# Start of STORED DATA

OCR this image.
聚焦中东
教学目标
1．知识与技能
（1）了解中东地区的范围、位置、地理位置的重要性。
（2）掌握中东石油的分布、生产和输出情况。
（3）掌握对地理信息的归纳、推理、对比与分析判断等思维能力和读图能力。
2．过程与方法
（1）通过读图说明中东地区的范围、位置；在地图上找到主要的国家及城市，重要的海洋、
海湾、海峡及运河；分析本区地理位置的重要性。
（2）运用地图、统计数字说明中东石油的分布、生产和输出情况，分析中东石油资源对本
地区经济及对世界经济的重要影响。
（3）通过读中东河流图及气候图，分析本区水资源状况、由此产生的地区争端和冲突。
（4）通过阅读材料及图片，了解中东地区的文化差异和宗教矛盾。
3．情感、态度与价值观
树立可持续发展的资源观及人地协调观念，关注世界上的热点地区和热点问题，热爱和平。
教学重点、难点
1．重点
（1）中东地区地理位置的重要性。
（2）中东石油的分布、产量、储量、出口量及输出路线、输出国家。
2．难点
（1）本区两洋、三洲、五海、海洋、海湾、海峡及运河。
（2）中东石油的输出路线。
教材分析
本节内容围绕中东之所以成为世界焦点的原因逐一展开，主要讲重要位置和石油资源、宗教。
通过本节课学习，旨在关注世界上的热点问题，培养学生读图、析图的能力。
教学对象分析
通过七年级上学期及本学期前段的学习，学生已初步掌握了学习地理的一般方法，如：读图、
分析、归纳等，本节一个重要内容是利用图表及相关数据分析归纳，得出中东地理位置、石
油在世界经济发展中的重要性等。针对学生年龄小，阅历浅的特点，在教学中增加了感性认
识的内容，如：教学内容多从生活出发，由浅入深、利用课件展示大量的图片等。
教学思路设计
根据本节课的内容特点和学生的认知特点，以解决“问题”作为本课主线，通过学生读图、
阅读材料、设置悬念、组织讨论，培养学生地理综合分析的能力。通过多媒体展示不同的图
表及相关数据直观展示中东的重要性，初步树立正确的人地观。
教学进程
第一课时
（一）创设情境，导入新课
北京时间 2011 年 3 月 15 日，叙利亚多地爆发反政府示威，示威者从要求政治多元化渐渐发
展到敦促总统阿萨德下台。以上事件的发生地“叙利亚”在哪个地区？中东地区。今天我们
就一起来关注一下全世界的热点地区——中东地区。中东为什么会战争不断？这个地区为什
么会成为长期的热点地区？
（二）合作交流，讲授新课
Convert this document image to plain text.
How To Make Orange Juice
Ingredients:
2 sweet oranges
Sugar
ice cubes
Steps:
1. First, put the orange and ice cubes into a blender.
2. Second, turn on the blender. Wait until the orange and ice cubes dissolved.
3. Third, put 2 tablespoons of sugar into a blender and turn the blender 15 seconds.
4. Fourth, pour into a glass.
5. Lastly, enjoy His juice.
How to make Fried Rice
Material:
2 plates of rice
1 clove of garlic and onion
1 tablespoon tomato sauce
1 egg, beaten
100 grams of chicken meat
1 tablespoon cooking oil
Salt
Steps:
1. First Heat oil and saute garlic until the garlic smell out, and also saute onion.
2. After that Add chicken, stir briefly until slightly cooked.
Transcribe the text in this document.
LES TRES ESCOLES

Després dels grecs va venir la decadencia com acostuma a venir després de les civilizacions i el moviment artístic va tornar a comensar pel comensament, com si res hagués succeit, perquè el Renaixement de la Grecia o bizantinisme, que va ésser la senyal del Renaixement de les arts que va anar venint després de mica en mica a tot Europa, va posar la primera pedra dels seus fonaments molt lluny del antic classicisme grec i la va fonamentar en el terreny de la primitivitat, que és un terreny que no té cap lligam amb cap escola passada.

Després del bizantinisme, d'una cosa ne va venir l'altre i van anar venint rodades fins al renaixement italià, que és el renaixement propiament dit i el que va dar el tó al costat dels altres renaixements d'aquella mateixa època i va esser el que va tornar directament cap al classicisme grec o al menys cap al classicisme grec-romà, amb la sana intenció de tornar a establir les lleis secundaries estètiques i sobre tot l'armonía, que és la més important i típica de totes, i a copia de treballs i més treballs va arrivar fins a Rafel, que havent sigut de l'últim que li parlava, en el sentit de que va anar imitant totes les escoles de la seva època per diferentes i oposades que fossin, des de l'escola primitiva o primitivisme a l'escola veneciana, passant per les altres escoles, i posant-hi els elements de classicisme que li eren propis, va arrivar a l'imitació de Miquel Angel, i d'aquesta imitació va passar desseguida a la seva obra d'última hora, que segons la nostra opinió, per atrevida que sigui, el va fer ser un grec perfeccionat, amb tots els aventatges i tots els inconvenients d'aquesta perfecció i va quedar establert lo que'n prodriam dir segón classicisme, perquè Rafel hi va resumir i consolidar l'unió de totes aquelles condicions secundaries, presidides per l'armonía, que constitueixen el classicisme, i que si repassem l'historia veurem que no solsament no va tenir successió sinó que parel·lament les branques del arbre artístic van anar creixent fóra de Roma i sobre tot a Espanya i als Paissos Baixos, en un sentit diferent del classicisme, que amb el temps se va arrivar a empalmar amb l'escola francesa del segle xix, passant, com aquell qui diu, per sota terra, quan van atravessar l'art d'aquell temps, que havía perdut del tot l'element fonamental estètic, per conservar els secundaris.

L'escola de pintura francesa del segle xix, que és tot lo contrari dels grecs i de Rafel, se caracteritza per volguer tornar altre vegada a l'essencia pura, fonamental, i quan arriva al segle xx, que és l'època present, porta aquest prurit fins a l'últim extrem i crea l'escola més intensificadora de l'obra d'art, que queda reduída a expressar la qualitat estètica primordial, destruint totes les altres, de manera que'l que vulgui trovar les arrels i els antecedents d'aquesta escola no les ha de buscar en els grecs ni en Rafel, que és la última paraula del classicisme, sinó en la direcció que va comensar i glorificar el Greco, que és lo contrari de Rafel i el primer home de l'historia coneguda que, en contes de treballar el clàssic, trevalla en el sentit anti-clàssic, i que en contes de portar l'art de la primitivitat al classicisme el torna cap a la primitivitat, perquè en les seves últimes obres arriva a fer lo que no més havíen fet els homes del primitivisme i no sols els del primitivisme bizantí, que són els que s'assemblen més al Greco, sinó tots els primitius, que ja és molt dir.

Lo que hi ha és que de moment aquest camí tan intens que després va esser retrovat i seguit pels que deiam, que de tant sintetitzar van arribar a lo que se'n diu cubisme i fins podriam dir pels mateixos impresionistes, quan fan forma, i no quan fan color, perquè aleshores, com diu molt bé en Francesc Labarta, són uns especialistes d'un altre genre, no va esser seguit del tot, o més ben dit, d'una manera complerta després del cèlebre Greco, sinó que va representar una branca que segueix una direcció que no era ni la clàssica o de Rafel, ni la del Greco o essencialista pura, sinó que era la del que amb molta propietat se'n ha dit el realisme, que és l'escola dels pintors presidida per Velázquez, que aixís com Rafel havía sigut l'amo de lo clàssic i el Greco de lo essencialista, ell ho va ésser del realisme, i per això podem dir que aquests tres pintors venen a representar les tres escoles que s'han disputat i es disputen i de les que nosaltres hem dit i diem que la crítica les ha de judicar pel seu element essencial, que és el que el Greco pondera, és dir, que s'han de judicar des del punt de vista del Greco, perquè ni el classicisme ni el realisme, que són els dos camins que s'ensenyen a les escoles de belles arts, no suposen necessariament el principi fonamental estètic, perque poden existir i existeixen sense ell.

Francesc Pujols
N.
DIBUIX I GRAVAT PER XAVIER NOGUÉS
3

# End of STORED DATA

## [TASK GOAL]
Lines that include the word "image" are to be extracted from the data above.

## [SOLUTION TO THIS TASK]
OCR this image.
Convert this document image to plain text.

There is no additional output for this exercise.